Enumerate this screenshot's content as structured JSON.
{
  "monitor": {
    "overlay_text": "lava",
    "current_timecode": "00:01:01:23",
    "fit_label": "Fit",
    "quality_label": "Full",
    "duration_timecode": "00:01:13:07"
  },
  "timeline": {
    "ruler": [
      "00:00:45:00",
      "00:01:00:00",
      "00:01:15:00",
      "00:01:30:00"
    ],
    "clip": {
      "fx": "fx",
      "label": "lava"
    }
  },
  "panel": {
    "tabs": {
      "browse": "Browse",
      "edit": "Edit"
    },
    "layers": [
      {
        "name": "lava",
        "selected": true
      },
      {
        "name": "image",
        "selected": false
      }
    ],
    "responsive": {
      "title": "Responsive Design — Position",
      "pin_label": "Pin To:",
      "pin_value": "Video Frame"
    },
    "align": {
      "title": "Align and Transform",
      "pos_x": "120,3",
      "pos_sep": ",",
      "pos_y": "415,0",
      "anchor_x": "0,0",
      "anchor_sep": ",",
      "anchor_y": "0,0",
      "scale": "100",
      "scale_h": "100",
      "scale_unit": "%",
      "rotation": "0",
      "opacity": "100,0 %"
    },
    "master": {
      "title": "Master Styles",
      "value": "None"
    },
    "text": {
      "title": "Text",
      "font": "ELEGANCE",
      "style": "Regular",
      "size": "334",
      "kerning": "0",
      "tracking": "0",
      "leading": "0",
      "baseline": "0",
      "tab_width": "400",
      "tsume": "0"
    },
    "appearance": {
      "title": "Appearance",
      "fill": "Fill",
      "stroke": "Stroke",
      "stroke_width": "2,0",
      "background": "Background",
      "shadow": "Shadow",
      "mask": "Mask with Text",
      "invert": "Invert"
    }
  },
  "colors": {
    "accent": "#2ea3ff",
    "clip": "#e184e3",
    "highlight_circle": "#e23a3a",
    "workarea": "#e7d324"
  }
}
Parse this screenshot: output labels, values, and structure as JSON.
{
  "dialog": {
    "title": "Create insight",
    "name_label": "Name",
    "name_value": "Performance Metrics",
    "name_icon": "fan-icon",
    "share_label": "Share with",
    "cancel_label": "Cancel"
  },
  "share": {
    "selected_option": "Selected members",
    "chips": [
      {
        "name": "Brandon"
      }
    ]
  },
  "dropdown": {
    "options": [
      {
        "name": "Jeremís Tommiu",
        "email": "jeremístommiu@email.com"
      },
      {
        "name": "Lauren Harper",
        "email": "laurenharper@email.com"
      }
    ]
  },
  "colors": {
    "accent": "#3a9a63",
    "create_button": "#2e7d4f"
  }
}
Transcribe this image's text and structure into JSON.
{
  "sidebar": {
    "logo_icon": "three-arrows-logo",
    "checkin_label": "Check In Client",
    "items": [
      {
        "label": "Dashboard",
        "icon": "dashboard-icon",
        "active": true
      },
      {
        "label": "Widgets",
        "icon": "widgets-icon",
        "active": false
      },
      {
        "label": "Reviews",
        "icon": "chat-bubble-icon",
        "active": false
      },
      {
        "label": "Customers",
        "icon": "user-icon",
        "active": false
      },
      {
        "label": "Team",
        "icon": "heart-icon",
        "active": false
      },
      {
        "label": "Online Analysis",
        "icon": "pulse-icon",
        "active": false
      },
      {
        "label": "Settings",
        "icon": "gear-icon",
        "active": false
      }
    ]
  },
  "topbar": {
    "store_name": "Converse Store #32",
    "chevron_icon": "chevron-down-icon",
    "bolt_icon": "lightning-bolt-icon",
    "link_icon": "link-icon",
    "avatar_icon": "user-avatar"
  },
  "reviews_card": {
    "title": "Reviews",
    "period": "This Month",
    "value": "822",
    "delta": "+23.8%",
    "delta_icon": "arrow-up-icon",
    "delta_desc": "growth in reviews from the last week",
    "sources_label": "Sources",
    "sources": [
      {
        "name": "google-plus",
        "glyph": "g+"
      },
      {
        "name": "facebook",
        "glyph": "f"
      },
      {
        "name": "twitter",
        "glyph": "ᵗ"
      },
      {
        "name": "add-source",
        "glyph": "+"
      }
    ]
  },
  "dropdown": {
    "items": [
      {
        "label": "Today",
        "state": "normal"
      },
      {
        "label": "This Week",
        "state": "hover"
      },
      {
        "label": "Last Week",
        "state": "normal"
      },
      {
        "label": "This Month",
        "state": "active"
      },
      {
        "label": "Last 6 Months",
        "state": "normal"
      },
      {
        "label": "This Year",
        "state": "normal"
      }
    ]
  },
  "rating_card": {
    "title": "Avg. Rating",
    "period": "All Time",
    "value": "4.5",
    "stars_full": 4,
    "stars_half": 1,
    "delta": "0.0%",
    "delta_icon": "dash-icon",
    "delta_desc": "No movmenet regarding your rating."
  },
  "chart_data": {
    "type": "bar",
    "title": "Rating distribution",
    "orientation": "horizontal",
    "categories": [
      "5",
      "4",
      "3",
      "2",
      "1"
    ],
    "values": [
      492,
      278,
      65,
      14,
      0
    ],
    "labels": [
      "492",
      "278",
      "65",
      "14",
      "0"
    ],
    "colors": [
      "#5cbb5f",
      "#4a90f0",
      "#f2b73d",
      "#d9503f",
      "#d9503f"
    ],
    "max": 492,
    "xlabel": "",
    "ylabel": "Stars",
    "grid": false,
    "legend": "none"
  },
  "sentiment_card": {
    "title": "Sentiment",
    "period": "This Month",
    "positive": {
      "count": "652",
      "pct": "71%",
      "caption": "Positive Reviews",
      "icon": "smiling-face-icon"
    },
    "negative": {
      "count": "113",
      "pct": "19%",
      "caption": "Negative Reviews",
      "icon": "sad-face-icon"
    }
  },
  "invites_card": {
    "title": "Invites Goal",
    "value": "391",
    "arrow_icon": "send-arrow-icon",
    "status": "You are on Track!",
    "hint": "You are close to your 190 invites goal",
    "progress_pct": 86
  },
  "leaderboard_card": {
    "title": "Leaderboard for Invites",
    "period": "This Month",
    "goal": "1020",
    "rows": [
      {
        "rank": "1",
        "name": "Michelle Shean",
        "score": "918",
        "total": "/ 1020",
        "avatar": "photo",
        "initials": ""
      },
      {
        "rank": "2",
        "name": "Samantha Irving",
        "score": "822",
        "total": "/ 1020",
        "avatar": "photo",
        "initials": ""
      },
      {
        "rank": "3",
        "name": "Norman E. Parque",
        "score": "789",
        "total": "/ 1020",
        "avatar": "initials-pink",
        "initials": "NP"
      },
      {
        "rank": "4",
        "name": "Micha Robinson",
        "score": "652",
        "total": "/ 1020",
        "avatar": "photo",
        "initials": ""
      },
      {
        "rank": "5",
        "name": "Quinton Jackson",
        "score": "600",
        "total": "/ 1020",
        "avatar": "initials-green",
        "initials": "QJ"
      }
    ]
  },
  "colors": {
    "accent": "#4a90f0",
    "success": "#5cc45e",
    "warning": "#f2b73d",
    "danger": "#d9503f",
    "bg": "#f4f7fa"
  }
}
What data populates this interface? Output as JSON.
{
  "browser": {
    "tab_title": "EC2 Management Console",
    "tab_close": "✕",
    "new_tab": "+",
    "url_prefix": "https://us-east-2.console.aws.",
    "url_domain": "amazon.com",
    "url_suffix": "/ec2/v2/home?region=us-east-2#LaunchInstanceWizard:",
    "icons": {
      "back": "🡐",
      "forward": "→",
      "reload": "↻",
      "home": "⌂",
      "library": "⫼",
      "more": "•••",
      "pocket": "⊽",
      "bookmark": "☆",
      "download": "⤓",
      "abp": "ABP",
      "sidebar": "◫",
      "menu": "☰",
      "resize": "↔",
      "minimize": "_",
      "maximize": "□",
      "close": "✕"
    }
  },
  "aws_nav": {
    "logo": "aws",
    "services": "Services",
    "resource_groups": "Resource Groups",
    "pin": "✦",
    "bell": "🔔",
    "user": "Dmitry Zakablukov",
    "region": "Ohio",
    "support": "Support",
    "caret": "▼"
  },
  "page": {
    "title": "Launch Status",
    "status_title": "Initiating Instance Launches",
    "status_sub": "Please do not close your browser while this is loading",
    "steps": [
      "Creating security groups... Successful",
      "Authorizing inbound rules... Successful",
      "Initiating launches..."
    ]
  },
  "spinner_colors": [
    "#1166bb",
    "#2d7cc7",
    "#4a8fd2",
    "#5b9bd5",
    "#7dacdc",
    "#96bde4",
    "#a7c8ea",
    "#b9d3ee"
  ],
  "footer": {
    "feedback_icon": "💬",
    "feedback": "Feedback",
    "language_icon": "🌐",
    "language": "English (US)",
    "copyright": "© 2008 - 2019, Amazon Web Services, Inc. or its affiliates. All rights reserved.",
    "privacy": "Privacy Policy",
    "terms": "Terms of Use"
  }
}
····················
◆ **Exercise description**:
Work out how many lines of the listing above include the word "screenshot". Report only the number.

◆ **Result**:
2